* BEGIN *
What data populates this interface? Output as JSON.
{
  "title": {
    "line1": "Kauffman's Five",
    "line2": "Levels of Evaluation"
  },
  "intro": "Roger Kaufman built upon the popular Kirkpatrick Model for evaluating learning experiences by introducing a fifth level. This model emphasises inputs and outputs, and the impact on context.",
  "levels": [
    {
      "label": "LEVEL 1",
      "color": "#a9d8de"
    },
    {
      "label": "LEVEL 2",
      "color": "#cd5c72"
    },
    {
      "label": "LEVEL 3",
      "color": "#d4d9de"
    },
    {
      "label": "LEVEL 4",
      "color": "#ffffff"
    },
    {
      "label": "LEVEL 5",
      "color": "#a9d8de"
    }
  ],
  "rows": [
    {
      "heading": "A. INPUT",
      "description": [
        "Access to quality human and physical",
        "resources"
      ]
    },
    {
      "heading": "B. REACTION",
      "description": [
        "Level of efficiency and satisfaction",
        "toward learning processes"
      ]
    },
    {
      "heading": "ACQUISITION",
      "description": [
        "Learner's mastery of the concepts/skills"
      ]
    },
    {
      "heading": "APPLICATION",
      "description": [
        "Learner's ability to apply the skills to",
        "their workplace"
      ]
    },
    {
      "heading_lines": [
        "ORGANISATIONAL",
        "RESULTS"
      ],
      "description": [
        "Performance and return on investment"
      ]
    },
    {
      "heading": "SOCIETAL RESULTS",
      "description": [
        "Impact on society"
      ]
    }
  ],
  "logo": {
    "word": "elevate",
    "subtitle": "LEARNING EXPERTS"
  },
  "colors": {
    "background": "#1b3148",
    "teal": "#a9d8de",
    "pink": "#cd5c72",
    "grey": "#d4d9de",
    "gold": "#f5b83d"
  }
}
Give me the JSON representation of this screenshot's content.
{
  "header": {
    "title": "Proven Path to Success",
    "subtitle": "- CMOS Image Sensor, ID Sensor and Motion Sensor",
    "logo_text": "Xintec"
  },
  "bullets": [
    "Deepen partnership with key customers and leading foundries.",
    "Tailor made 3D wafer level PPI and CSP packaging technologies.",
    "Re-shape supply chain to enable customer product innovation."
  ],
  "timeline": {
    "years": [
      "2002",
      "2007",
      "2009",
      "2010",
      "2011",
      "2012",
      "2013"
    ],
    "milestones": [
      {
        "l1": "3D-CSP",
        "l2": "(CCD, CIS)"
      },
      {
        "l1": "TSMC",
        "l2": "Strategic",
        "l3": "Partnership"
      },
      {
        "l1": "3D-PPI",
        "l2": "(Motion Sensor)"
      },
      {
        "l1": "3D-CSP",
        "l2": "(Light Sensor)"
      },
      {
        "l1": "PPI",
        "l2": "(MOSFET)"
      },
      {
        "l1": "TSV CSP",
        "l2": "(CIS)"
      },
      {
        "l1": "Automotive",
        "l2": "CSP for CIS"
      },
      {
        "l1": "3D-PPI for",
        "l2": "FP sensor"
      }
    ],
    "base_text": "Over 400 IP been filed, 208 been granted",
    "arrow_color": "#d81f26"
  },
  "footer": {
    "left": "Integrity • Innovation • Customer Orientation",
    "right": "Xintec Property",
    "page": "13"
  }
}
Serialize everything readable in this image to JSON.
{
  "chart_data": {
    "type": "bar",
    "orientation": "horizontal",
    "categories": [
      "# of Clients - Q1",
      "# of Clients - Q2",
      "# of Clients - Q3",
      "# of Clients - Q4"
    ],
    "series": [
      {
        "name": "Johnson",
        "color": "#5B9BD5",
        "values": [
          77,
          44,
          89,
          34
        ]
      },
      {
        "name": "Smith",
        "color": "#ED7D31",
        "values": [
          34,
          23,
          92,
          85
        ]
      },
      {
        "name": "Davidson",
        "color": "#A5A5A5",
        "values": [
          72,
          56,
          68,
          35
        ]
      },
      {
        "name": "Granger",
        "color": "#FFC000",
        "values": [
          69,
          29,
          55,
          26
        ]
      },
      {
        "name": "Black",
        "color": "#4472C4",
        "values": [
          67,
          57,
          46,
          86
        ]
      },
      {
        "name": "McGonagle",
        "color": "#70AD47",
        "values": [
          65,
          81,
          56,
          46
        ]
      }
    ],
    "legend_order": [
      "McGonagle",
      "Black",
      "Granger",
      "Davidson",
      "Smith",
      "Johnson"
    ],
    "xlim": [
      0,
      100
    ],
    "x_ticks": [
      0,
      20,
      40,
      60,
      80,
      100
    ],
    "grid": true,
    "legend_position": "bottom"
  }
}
* END *
• Instructions for the task: Extract all lines from the material above that include the word "subtitle".

• Solved problem:
    "subtitle": "LEARNING EXPERTS"
    "subtitle": "- CMOS Image Sensor, ID Sensor and Motion Sensor",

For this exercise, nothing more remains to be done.